### Data items
□ □ □ □ □
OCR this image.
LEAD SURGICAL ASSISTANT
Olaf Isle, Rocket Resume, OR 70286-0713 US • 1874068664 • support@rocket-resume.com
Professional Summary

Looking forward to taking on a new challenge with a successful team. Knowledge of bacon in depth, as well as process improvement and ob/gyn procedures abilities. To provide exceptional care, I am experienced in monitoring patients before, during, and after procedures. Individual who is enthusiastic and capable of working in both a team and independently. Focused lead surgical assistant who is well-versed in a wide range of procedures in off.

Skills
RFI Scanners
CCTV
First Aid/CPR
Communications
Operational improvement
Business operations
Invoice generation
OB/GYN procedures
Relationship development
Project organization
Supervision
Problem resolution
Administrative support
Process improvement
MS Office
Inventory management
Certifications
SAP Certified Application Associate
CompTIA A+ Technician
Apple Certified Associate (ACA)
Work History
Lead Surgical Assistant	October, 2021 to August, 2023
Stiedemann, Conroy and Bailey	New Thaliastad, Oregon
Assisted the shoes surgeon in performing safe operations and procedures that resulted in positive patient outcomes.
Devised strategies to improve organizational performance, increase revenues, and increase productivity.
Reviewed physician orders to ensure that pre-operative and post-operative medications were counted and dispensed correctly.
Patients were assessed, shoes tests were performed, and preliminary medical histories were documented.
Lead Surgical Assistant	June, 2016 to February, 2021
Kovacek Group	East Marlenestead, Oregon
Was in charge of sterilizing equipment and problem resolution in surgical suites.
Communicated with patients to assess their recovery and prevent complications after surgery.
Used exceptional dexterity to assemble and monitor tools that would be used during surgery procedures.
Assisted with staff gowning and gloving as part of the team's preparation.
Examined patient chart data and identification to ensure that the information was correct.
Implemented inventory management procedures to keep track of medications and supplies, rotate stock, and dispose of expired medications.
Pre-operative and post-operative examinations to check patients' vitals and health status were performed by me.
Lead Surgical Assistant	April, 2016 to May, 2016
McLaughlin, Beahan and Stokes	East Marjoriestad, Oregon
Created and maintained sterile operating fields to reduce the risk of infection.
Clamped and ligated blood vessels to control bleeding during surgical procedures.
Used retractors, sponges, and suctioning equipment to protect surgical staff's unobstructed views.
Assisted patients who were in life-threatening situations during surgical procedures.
□ □ □ □ □
Transcribe the data in full, matching every line exactly.

OCR this image.
LEAD SURGICAL ASSISTANT
Olaf Isle, Rocket Resume, OR 70286-0713 US • 1874068664 • support@rocket-resume.com
Professional Summary

Looking forward to taking on a new challenge with a successful team. Knowledge of bacon in depth, as well as process improvement and ob/gyn procedures abilities. To provide exceptional care, I am experienced in monitoring patients before, during, and after procedures. Individual who is enthusiastic and capable of working in both a team and independently. Focused lead surgical assistant who is well-versed in a wide range of procedures in off.

Skills
RFI Scanners
CCTV
First Aid/CPR
Communications
Operational improvement
Business operations
Invoice generation
OB/GYN procedures
Relationship development
Project organization
Supervision
Problem resolution
Administrative support
Process improvement
MS Office
Inventory management
Certifications
SAP Certified Application Associate
CompTIA A+ Technician
Apple Certified Associate (ACA)
Work History
Lead Surgical Assistant	October, 2021 to August, 2023
Stiedemann, Conroy and Bailey	New Thaliastad, Oregon
Assisted the shoes surgeon in performing safe operations and procedures that resulted in positive patient outcomes.
Devised strategies to improve organizational performance, increase revenues, and increase productivity.
Reviewed physician orders to ensure that pre-operative and post-operative medications were counted and dispensed correctly.
Patients were assessed, shoes tests were performed, and preliminary medical histories were documented.
Lead Surgical Assistant	June, 2016 to February, 2021
Kovacek Group	East Marlenestead, Oregon
Was in charge of sterilizing equipment and problem resolution in surgical suites.
Communicated with patients to assess their recovery and prevent complications after surgery.
Used exceptional dexterity to assemble and monitor tools that would be used during surgery procedures.
Assisted with staff gowning and gloving as part of the team's preparation.
Examined patient chart data and identification to ensure that the information was correct.
Implemented inventory management procedures to keep track of medications and supplies, rotate stock, and dispose of expired medications.
Pre-operative and post-operative examinations to check patients' vitals and health status were performed by me.
Lead Surgical Assistant	April, 2016 to May, 2016
McLaughlin, Beahan and Stokes	East Marjoriestad, Oregon
Created and maintained sterile operating fields to reduce the risk of infection.
Clamped and ligated blood vessels to control bleeding during surgical procedures.
Used retractors, sponges, and suctioning equipment to protect surgical staff's unobstructed views.
Assisted patients who were in life-threatening situations during surgical procedures.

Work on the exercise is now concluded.